Data excerpts:

-- start --

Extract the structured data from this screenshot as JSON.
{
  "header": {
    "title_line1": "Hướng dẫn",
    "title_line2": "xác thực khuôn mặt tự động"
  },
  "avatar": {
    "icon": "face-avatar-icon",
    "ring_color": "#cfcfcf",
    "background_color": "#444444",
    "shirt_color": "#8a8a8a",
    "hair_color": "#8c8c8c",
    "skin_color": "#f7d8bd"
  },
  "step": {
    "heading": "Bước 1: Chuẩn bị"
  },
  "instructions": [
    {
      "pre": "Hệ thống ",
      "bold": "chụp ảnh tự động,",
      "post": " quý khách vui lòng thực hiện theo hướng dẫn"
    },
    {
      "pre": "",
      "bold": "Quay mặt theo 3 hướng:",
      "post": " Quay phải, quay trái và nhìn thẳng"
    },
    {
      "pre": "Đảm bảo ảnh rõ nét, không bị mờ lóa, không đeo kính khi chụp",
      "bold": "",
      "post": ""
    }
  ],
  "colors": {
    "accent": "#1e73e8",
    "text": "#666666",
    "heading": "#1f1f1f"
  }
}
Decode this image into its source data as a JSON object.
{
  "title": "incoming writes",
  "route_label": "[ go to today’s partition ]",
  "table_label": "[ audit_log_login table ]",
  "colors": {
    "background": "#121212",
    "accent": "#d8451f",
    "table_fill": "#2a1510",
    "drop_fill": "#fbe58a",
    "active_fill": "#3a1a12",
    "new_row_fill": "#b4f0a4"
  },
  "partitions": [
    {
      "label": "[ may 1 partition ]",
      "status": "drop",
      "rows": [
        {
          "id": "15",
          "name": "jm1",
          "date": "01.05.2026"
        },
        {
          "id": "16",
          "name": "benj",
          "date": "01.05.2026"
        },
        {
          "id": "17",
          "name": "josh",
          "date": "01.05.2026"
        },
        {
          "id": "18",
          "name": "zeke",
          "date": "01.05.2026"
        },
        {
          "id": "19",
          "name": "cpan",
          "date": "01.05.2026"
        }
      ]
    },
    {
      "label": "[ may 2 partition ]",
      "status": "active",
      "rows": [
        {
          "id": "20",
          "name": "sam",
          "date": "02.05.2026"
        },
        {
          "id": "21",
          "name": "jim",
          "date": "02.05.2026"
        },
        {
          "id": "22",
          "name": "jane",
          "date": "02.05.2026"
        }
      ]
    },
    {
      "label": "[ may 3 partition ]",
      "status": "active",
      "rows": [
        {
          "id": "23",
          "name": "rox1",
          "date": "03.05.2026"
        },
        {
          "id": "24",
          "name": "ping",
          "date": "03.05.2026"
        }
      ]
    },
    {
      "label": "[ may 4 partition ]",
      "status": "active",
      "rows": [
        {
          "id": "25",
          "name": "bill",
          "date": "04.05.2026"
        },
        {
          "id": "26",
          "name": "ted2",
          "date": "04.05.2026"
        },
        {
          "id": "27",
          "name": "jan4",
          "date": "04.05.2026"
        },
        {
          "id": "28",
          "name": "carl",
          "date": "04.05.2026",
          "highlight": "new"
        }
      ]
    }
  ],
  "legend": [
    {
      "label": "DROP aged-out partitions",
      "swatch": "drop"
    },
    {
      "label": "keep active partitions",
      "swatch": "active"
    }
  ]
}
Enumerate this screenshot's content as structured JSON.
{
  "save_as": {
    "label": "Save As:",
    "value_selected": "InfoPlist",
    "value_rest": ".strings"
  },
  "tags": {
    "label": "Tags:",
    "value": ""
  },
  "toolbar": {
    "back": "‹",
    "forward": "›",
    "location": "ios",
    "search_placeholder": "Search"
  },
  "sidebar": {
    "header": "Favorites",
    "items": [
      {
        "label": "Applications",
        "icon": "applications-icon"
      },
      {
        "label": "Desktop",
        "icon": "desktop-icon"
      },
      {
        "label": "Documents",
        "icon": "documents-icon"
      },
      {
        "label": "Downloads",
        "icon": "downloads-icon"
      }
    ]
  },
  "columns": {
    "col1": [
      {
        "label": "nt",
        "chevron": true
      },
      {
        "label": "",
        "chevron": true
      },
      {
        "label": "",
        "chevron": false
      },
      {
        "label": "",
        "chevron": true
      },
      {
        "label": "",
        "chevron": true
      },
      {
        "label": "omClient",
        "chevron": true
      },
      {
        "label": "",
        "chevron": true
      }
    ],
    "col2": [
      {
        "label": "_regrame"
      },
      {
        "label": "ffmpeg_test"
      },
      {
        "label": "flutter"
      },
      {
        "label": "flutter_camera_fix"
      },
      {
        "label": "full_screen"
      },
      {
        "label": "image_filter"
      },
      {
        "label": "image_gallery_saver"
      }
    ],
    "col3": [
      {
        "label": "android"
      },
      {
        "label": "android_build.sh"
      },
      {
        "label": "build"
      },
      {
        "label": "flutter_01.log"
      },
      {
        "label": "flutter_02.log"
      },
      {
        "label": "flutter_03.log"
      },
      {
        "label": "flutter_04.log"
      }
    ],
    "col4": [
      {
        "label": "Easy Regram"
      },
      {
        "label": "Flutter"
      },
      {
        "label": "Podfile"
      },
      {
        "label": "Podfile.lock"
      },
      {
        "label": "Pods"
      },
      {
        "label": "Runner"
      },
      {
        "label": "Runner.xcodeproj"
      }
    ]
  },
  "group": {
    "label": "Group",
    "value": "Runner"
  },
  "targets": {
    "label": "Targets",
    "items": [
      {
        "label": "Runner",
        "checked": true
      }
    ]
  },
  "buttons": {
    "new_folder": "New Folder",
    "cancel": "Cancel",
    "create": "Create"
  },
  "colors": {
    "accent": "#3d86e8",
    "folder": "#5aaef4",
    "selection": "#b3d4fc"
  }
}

-- end --

▶ REQUIRED TASK
Identify the lines above with the word "partitions". Copy them.

▶ RESPONSE TO THIS TASK
  "partitions": [
      "label": "DROP aged-out partitions",
      "label": "keep active partitions",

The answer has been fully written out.